> [Task to complete] Below are some records. Say in a single number how many of their lines include the word "icon".

· · · · ·

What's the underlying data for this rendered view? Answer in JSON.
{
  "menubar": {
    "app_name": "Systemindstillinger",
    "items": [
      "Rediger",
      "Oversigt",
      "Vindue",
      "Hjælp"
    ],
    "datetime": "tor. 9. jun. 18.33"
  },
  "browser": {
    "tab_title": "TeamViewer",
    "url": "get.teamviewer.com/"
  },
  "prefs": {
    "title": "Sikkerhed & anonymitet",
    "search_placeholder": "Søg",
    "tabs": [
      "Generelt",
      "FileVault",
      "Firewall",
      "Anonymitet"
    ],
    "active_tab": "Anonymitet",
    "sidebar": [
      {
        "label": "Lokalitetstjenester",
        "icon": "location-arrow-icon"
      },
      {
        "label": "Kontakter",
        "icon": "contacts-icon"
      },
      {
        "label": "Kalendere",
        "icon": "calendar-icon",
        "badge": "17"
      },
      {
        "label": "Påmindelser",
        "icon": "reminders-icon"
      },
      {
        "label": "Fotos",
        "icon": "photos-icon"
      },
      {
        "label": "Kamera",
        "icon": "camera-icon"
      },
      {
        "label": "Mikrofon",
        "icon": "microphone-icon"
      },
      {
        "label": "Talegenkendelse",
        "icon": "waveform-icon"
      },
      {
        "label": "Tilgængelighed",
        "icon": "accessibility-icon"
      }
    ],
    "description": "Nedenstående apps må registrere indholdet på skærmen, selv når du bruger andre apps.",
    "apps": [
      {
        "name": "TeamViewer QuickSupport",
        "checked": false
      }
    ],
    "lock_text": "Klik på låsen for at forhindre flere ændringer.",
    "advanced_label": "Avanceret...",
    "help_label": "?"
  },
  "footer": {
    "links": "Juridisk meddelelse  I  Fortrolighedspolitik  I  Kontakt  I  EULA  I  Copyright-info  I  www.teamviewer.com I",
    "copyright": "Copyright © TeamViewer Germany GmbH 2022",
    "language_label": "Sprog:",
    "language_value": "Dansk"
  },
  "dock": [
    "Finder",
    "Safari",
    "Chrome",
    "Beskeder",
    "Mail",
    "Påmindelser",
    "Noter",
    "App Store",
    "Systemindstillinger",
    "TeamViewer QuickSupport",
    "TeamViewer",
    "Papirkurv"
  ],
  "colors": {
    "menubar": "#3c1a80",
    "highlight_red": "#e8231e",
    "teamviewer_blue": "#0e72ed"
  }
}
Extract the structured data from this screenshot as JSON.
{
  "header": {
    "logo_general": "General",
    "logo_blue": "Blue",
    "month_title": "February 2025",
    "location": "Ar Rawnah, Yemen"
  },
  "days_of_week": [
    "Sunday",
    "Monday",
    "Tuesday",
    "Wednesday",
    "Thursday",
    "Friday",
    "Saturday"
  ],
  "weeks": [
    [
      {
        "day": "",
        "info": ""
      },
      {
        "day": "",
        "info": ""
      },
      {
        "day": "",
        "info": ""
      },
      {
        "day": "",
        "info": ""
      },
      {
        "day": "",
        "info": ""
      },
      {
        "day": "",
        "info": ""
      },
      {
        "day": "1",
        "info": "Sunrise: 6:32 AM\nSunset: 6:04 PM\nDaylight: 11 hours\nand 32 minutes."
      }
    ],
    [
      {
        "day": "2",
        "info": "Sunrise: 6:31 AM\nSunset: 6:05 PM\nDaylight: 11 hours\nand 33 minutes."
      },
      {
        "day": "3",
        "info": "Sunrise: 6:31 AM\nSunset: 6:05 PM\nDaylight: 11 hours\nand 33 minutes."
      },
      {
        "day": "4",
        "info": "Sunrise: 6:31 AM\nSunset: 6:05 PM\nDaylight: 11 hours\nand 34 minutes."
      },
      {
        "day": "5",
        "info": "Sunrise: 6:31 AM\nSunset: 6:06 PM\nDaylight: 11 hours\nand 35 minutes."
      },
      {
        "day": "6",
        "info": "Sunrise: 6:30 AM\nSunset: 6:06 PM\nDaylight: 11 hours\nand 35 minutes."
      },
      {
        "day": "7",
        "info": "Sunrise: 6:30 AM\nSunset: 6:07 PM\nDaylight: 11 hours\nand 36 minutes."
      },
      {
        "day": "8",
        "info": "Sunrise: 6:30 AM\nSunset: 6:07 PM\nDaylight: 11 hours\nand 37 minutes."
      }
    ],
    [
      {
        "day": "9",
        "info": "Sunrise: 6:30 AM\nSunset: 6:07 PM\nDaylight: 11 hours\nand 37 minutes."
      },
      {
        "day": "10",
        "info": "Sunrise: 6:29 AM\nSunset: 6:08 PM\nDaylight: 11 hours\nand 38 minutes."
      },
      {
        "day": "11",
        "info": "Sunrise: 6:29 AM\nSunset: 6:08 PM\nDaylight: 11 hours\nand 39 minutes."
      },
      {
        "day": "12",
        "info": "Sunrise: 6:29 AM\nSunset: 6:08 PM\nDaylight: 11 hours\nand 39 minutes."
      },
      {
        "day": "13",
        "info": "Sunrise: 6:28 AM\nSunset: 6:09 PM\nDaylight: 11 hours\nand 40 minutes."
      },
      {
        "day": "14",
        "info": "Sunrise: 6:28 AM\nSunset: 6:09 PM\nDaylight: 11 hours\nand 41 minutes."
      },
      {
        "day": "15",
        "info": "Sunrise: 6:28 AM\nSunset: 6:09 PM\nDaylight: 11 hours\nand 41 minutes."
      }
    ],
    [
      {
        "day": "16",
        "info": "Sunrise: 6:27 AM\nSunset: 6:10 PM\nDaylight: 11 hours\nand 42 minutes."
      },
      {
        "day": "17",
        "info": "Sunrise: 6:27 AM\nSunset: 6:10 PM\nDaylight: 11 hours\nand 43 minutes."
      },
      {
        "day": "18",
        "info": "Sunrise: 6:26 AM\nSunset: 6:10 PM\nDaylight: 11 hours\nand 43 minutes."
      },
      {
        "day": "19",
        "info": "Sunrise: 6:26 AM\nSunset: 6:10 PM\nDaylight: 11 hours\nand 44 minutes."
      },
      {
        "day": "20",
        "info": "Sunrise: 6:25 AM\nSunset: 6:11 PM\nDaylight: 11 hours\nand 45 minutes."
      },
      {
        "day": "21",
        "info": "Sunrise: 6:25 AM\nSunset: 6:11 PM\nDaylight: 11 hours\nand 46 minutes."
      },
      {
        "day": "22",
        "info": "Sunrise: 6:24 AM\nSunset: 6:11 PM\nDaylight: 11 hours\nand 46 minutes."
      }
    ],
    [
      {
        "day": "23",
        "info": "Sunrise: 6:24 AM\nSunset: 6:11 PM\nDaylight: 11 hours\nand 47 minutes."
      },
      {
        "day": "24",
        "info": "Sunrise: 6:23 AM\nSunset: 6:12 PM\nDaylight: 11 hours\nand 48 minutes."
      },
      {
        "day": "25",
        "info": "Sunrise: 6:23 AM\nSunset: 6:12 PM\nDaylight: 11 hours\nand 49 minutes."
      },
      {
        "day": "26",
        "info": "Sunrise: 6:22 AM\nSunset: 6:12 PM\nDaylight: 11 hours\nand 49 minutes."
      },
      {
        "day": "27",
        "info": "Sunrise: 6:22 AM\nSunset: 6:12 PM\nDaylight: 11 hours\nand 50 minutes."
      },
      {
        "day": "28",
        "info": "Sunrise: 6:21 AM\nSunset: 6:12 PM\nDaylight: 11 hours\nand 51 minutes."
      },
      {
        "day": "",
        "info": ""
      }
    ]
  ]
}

· · · · ·

> [Exercise solution] 9